**What to produce:** From the entries that follow, extract each line holding the string "solltest".

Saved entries
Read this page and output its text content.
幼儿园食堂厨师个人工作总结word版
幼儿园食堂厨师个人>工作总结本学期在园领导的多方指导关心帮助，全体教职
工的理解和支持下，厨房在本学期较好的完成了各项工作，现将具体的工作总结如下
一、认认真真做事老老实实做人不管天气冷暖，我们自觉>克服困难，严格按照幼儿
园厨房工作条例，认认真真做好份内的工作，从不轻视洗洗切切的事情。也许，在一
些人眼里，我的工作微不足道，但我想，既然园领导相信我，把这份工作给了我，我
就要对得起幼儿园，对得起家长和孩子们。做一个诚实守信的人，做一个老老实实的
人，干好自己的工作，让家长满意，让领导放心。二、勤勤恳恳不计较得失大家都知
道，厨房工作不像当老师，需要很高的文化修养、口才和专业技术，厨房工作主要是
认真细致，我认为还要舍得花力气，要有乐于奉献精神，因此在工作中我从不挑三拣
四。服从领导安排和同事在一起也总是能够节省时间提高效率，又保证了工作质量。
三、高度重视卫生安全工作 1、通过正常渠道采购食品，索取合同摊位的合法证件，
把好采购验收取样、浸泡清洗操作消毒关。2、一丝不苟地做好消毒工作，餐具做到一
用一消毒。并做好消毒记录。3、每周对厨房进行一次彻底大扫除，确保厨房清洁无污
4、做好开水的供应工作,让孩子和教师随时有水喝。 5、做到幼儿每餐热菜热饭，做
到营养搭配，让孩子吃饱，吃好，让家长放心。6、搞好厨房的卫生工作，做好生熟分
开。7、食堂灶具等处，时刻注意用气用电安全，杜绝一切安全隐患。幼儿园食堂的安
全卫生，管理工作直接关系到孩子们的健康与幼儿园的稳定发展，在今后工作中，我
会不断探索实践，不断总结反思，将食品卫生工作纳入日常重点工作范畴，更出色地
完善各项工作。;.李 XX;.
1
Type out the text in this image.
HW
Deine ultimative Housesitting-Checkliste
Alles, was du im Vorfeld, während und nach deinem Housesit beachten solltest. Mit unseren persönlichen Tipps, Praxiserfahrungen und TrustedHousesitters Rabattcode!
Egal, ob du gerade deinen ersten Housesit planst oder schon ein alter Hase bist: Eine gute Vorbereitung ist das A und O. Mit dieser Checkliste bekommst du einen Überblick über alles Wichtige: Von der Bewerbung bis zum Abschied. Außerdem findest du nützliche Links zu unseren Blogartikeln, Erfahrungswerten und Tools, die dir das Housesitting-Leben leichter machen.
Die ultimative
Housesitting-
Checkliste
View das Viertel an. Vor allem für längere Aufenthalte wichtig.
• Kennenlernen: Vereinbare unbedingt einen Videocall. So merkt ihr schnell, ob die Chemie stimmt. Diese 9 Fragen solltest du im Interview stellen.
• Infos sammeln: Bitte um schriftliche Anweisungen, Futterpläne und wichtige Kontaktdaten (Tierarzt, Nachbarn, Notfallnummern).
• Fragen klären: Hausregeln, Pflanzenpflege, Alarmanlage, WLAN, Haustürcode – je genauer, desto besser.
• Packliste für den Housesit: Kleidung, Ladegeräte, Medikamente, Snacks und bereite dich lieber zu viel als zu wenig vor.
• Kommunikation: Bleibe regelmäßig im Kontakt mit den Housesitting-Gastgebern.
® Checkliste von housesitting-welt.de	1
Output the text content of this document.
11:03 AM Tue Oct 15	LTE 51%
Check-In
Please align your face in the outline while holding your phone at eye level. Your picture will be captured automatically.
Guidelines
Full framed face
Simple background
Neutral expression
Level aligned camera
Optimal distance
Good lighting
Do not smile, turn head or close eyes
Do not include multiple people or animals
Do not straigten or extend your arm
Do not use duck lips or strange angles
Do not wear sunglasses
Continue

**Written solution:**
Alles, was du im Vorfeld, während und nach deinem Housesit beachten solltest. Mit unseren persönlichen Tipps, Praxiserfahrungen und TrustedHousesitters Rabattcode!
• Kennenlernen: Vereinbare unbedingt einen Videocall. So merkt ihr schnell, ob die Chemie stimmt. Diese 9 Fragen solltest du im Interview stellen.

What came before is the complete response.